- Quoted passage -

BRIEF DESCRIPTION OF THE FIGURES
 FIG. 1 is a block diagram illustrating an embodiment of the invention utilizing alpha and or numerical text data.
 FIG. 2 is a block diagram illustrating another embodiment of the invention utilizing one or more data readers.
 FIG. 3 is a block diagram illustrating an embodiment of the invention utilizing any combination of histogram, teletext, time code, and or a movie/program script data base.
 FIG. 4 is a block diagram illustrating an embodiment of the invention utilizing a rendering transform or function.
 FIGS. 5A-5D are pictorials illustrating examples of rendering.
 FIG. 1 illustrates an embodiment of the invention for identifying program material such as movies or television programs. A system for identifying program material includes a movie script library or database 11, which includes dialog of the performers, a closed caption data base or text data base from closed caption signals, and or time code that may be used to locate a particular phrase or word during the program material.
 The movie script library/database 11 includes the dialogs of the characters of the program material. The scripts may be divided by chapters, or may be linked to a time line in accordance with the program (e.g., movie, video program). The stored scripts may be used for later retrieval.
 A text or closed caption data base 12 includes text that is converted from closed caption or the closed caption data signals (e.g., which are stored and may be retrieved later). The closed caption signal may be received from a vertical blanking interval signal or from a digital television data or transport stream (e.g., such as MPEG-x)
 Time code data 13, which is tied or related to the program material, provides another attribute to be used for identification purposes. For example, if the program material has a closed caption phrase or word or text of "X" at a particular time, the identity of the program material can be sorted out faster or more efficiently.

- Provided records -
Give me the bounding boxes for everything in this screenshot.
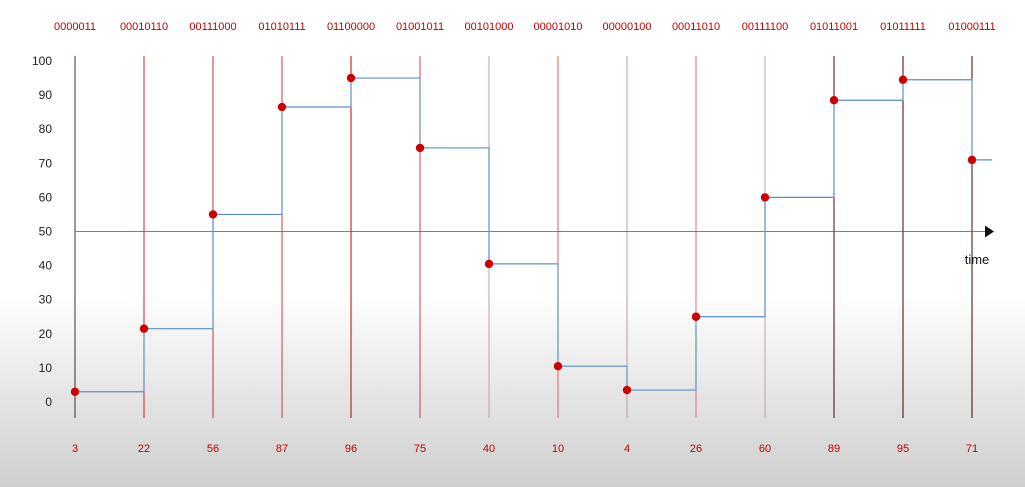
- y-tick-label: 10: [39, 361, 53, 375]
- binary-label: 01010111: [258, 21, 305, 33]
- y-tick-label: 20: [39, 327, 53, 341]
- sample-point: [898, 75, 908, 84]
- sample-point: [760, 193, 770, 202]
- value-labels: 3 22 56 87 96 75 40 10 4 26 60 89 95 71: [72, 443, 978, 455]
- step-line: [75, 77, 992, 393]
- sample-point: [691, 312, 701, 321]
- binary-label: 01100000: [327, 21, 375, 33]
- value-label: 4: [624, 443, 630, 455]
- binary-label: 00111000: [189, 21, 236, 33]
- y-tick-label: 90: [39, 88, 53, 102]
- value-label: 56: [207, 443, 219, 455]
- binary-label: 0000011: [54, 21, 96, 33]
- y-tick-label: 60: [39, 190, 53, 204]
- value-label: 26: [690, 443, 702, 455]
- value-label: 22: [138, 443, 150, 455]
- value-label: 75: [414, 443, 426, 455]
- binary-label: 01000111: [948, 21, 995, 33]
- sample-point: [553, 361, 563, 371]
- sample-point: [139, 324, 149, 333]
- sample-point: [70, 387, 80, 396]
- value-label: 40: [483, 443, 495, 455]
- value-label: 71: [966, 443, 978, 455]
- binary-label: 01011111: [880, 21, 926, 33]
- binary-label: 00000100: [603, 21, 652, 33]
- binary-labels: 0000011 00010110 00111000 01010111 01100000 0…: [54, 21, 996, 33]
- sample-point: [277, 102, 287, 112]
- sample-point: [967, 155, 977, 165]
- value-label: 89: [828, 443, 840, 455]
- binary-label: 00101000: [465, 21, 514, 33]
- y-tick-label: 100: [32, 54, 52, 68]
- binary-label: 00001010: [534, 21, 583, 33]
- binary-label: 00011010: [672, 21, 720, 33]
- binary-label: 00111100: [742, 21, 789, 33]
- y-tick-label: 50: [39, 225, 53, 239]
- sample-lines: [74, 56, 973, 418]
- sample-point: [208, 210, 218, 219]
- time-axis-label: time: [965, 252, 990, 267]
- value-label: 96: [345, 443, 357, 455]
- sample-point: [829, 96, 839, 105]
- y-tick-label: 70: [39, 156, 53, 170]
- step-line-layer: [75, 77, 992, 393]
- y-tick-label: 40: [39, 259, 53, 273]
- sample-points: [70, 73, 977, 396]
- value-label: 95: [897, 443, 909, 455]
- value-label: 60: [759, 443, 771, 455]
- binary-label: 01001011: [396, 21, 444, 33]
- sample-point: [346, 73, 356, 83]
- y-tick-label: 30: [39, 293, 53, 307]
- y-tick-label: 0: [45, 395, 52, 409]
- binary-label: 01011001: [810, 21, 858, 33]
- binary-label: 00010110: [120, 21, 168, 33]
- sample-point: [622, 385, 632, 395]
- y-tick-label: 80: [39, 122, 53, 136]
- time-axis-arrow-icon: [985, 225, 994, 238]
- axes: time: [74, 58, 994, 418]
- value-label: 87: [276, 443, 288, 455]
- value-label: 3: [72, 443, 78, 455]
- sample-point: [415, 143, 425, 153]
- value-label: 10: [552, 443, 564, 455]
- sample-point: [484, 259, 494, 269]
- y-tick-labels: 0 10 20 30 40 50 60 70 80 90 100: [32, 54, 52, 409]
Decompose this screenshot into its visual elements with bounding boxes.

- Your objective -
Return the stretch of the patent description above from "A text or closed" through "or more efficiently.", copied word for word.

- Result for this exercise -
A text or closed caption data base 12 includes text that is converted from closed caption or the closed caption data signals (e.g., which are stored and may be retrieved later). The closed caption signal may be received from a vertical blanking interval signal or from a digital television data or transport stream (e.g., such as MPEG-x)
 Time code data 13, which is tied or related to the program material, provides another attribute to be used for identification purposes. For example, if the program material has a closed caption phrase or word or text of "X" at a particular time, the identity of the program material can be sorted out faster or more efficiently.